| STATED GOAL |
Check every line of the data below for the string "from", and copy the ones that hold it.

| STORED ROWS |

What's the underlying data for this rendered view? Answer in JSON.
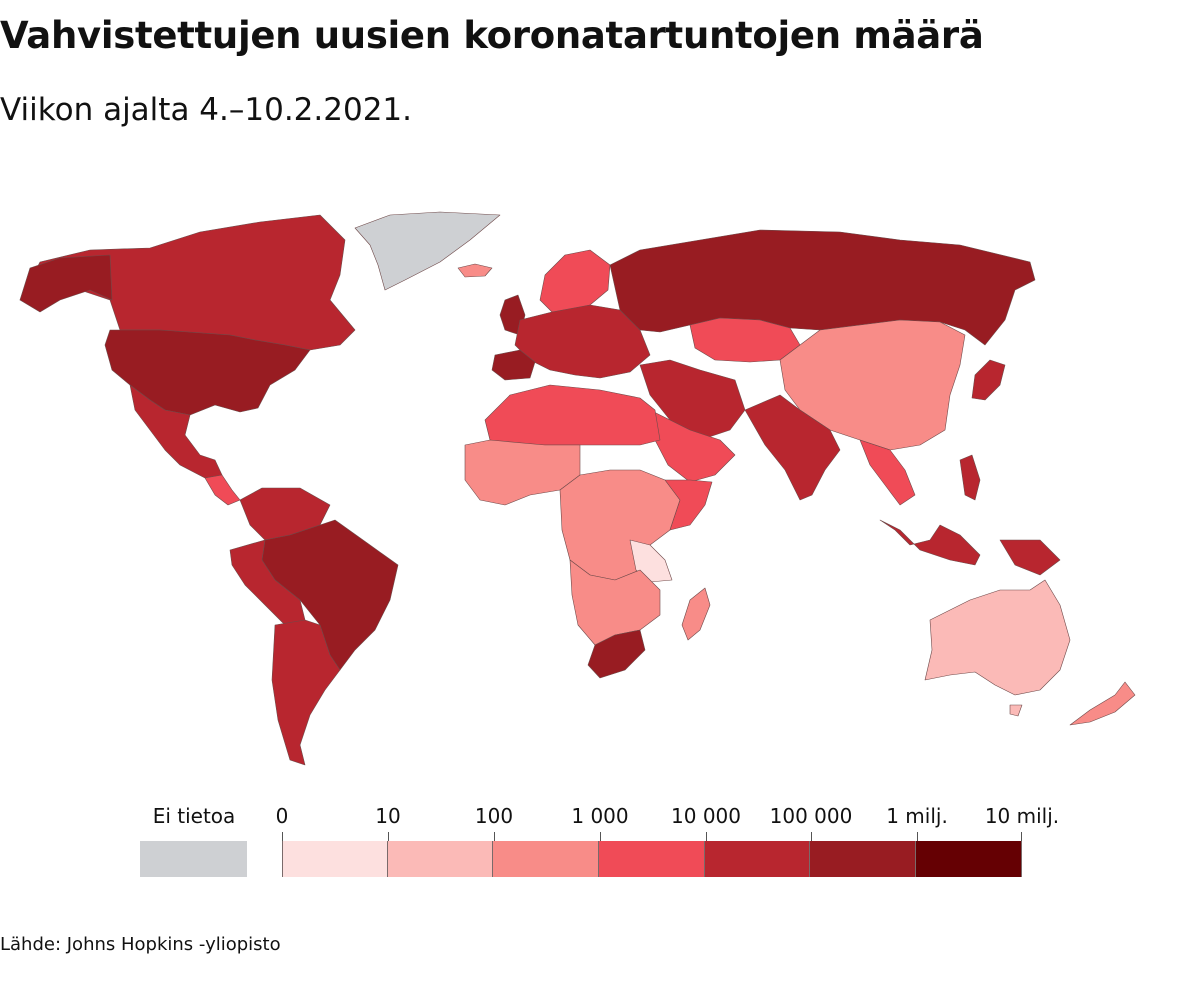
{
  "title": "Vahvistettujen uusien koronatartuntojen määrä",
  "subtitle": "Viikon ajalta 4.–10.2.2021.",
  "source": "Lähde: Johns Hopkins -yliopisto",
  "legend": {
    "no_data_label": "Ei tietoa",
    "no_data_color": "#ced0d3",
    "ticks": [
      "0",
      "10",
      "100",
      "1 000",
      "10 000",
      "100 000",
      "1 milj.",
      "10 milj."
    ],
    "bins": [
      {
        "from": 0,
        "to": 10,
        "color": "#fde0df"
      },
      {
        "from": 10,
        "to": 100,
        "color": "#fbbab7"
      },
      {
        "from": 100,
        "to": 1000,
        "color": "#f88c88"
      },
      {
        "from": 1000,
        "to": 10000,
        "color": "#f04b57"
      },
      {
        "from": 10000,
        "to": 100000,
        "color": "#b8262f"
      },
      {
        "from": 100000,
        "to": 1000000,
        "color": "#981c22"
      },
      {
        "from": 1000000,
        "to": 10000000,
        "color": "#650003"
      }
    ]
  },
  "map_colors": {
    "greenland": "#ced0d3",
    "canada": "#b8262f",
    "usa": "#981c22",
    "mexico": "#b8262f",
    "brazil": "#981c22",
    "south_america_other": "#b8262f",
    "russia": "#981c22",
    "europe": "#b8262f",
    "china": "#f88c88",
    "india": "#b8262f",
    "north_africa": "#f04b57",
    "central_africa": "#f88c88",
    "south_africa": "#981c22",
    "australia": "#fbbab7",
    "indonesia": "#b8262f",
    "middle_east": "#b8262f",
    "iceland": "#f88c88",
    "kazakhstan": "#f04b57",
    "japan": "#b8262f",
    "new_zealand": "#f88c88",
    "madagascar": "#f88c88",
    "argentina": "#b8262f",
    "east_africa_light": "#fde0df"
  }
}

| PROBLEM SOLUTION |
        "from": 0,
        "from": 10,
        "from": 100,
        "from": 1000,
        "from": 10000,
        "from": 100000,
        "from": 1000000,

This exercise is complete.